### Records shown
^^^^

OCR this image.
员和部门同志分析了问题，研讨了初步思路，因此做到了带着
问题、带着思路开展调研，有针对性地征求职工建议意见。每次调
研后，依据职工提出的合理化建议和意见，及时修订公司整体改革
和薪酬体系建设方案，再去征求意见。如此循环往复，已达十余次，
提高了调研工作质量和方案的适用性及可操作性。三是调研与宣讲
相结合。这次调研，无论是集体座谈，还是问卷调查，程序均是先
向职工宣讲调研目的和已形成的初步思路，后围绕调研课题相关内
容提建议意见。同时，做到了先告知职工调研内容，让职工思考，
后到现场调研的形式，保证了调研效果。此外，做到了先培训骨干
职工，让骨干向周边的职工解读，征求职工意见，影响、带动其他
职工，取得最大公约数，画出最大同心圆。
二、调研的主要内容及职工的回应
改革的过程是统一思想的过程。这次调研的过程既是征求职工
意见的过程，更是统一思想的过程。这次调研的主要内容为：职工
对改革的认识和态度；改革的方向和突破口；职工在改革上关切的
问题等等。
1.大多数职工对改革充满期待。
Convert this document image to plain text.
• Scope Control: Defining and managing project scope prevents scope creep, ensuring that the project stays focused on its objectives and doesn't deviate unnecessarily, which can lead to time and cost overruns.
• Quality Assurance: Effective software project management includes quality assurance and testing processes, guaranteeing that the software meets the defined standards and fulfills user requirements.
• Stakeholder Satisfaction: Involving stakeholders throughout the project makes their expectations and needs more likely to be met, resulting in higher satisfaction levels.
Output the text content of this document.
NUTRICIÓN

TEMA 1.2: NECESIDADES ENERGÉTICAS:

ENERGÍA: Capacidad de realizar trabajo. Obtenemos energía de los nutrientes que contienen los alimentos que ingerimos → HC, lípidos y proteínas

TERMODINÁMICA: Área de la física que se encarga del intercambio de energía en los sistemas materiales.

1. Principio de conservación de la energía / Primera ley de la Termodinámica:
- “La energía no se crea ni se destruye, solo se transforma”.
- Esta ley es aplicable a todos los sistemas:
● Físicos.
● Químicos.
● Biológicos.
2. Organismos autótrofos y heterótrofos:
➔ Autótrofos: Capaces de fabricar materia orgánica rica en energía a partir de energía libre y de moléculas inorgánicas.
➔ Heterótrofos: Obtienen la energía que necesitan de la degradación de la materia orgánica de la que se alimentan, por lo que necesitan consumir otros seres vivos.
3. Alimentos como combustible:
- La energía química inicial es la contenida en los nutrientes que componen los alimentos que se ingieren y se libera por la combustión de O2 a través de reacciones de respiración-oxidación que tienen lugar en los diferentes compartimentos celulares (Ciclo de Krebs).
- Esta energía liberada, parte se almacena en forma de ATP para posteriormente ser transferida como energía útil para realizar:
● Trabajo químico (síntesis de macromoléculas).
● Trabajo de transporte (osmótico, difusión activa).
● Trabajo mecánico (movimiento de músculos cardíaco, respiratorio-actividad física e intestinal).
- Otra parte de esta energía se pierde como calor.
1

^^^^

### Given instruction
Extract all of the material exactly as it is written.

### The solution
OCR this image.
员和部门同志分析了问题，研讨了初步思路，因此做到了带着
问题、带着思路开展调研，有针对性地征求职工建议意见。每次调
研后，依据职工提出的合理化建议和意见，及时修订公司整体改革
和薪酬体系建设方案，再去征求意见。如此循环往复，已达十余次，
提高了调研工作质量和方案的适用性及可操作性。三是调研与宣讲
相结合。这次调研，无论是集体座谈，还是问卷调查，程序均是先
向职工宣讲调研目的和已形成的初步思路，后围绕调研课题相关内
容提建议意见。同时，做到了先告知职工调研内容，让职工思考，
后到现场调研的形式，保证了调研效果。此外，做到了先培训骨干
职工，让骨干向周边的职工解读，征求职工意见，影响、带动其他
职工，取得最大公约数，画出最大同心圆。
二、调研的主要内容及职工的回应
改革的过程是统一思想的过程。这次调研的过程既是征求职工
意见的过程，更是统一思想的过程。这次调研的主要内容为：职工
对改革的认识和态度；改革的方向和突破口；职工在改革上关切的
问题等等。
1.大多数职工对改革充满期待。
Convert this document image to plain text.
• Scope Control: Defining and managing project scope prevents scope creep, ensuring that the project stays focused on its objectives and doesn't deviate unnecessarily, which can lead to time and cost overruns.
• Quality Assurance: Effective software project management includes quality assurance and testing processes, guaranteeing that the software meets the defined standards and fulfills user requirements.
• Stakeholder Satisfaction: Involving stakeholders throughout the project makes their expectations and needs more likely to be met, resulting in higher satisfaction levels.
Output the text content of this document.
NUTRICIÓN

TEMA 1.2: NECESIDADES ENERGÉTICAS:

ENERGÍA: Capacidad de realizar trabajo. Obtenemos energía de los nutrientes que contienen los alimentos que ingerimos → HC, lípidos y proteínas

TERMODINÁMICA: Área de la física que se encarga del intercambio de energía en los sistemas materiales.

1. Principio de conservación de la energía / Primera ley de la Termodinámica:
- “La energía no se crea ni se destruye, solo se transforma”.
- Esta ley es aplicable a todos los sistemas:
● Físicos.
● Químicos.
● Biológicos.
2. Organismos autótrofos y heterótrofos:
➔ Autótrofos: Capaces de fabricar materia orgánica rica en energía a partir de energía libre y de moléculas inorgánicas.
➔ Heterótrofos: Obtienen la energía que necesitan de la degradación de la materia orgánica de la que se alimentan, por lo que necesitan consumir otros seres vivos.
3. Alimentos como combustible:
- La energía química inicial es la contenida en los nutrientes que componen los alimentos que se ingieren y se libera por la combustión de O2 a través de reacciones de respiración-oxidación que tienen lugar en los diferentes compartimentos celulares (Ciclo de Krebs).
- Esta energía liberada, parte se almacena en forma de ATP para posteriormente ser transferida como energía útil para realizar:
● Trabajo químico (síntesis de macromoléculas).
● Trabajo de transporte (osmótico, difusión activa).
● Trabajo mecánico (movimiento de músculos cardíaco, respiratorio-actividad física e intestinal).
- Otra parte de esta energía se pierde como calor.
1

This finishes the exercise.